-- Start of PROVIDED DATA --

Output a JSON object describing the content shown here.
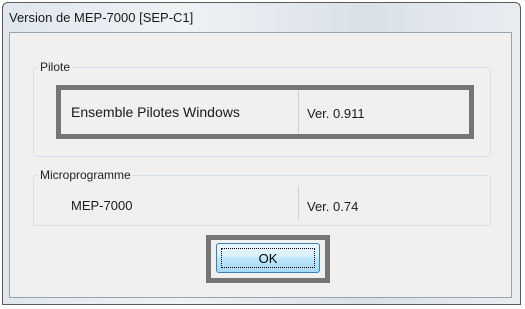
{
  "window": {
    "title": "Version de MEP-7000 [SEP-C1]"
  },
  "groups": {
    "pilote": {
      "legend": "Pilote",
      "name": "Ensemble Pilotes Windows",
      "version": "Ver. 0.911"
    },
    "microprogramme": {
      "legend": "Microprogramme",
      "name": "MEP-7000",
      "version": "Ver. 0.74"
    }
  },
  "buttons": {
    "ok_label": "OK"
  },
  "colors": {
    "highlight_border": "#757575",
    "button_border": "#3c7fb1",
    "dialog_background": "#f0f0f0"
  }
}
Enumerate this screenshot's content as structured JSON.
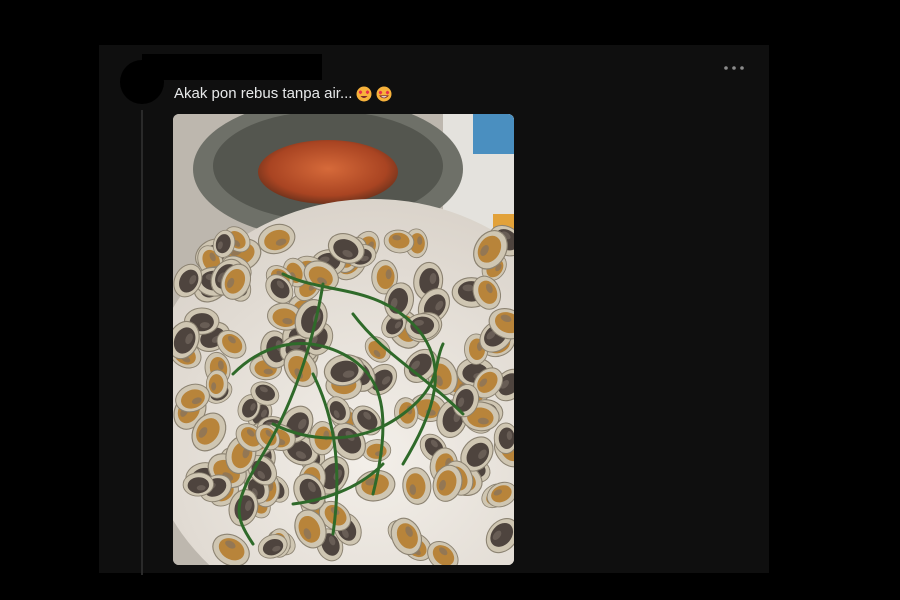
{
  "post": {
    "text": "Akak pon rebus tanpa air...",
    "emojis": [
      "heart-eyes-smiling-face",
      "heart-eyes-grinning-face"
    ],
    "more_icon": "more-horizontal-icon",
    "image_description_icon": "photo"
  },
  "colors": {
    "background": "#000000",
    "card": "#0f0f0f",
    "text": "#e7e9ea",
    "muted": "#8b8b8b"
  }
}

-- End of PROVIDED DATA --
-- Start of PROVIDED DATA --

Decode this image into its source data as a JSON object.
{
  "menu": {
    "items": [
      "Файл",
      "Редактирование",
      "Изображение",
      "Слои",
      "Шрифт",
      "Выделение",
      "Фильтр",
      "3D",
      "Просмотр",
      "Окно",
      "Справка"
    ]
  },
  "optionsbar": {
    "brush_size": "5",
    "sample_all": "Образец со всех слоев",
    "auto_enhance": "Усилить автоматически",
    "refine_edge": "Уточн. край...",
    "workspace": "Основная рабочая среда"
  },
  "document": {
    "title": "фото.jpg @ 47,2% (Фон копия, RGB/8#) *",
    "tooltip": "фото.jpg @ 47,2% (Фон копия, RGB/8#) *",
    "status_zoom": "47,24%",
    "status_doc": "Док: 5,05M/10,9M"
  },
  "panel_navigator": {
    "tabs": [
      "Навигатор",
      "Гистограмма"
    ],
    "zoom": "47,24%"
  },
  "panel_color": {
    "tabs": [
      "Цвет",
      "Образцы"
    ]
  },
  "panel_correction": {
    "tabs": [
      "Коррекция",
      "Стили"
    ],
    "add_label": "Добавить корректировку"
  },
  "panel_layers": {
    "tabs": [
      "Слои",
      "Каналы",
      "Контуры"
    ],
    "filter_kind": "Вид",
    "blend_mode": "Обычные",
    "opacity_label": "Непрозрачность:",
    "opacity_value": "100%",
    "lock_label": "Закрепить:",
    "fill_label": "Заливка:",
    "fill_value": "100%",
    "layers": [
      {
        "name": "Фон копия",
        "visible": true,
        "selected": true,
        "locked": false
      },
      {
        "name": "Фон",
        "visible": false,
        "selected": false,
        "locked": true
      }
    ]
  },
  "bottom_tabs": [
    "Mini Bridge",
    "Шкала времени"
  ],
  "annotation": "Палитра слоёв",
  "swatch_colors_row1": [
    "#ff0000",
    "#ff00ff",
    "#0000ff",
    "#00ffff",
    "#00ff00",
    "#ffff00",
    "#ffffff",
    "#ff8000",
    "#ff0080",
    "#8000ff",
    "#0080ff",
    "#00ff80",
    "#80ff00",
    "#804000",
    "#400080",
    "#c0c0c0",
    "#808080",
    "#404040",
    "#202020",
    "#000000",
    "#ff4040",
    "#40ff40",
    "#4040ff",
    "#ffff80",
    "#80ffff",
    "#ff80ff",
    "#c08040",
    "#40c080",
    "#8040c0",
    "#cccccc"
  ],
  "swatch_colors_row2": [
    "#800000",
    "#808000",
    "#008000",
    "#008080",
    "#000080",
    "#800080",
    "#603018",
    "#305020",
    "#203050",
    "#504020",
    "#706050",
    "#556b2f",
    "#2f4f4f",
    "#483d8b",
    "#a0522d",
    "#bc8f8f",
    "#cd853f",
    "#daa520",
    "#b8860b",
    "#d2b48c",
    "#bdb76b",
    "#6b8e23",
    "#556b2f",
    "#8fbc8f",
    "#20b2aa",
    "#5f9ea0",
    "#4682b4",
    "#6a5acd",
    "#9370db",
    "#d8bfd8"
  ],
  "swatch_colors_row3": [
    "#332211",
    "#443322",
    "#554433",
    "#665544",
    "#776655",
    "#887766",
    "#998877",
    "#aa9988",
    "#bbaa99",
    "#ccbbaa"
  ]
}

-- End of PROVIDED DATA --
-- Start of PROVIDED DATA --

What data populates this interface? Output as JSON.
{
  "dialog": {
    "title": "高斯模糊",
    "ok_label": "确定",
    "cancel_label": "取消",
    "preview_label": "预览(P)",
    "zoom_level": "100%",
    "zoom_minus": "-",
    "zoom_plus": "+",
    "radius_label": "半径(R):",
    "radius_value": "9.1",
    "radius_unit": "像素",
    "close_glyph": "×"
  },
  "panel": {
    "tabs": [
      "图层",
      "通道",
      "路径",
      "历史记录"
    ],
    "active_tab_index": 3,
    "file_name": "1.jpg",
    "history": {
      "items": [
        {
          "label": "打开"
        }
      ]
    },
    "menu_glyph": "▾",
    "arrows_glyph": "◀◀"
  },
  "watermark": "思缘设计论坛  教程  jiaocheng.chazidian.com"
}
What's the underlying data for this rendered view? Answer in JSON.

-- End of PROVIDED DATA --

▸ **SHORT TASK**:
Only the lines running from the line with "What data populates" through the line with "What's the underlying" should be repeated, exactly and with both ends kept.

▸ **SOLVED EXERCISE**:
What data populates this interface? Output as JSON.
{
  "dialog": {
    "title": "高斯模糊",
    "ok_label": "确定",
    "cancel_label": "取消",
    "preview_label": "预览(P)",
    "zoom_level": "100%",
    "zoom_minus": "-",
    "zoom_plus": "+",
    "radius_label": "半径(R):",
    "radius_value": "9.1",
    "radius_unit": "像素",
    "close_glyph": "×"
  },
  "panel": {
    "tabs": [
      "图层",
      "通道",
      "路径",
      "历史记录"
    ],
    "active_tab_index": 3,
    "file_name": "1.jpg",
    "history": {
      "items": [
        {
          "label": "打开"
        }
      ]
    },
    "menu_glyph": "▾",
    "arrows_glyph": "◀◀"
  },
  "watermark": "思缘设计论坛  教程  jiaocheng.chazidian.com"
}
What's the underlying data for this rendered view? Answer in JSON.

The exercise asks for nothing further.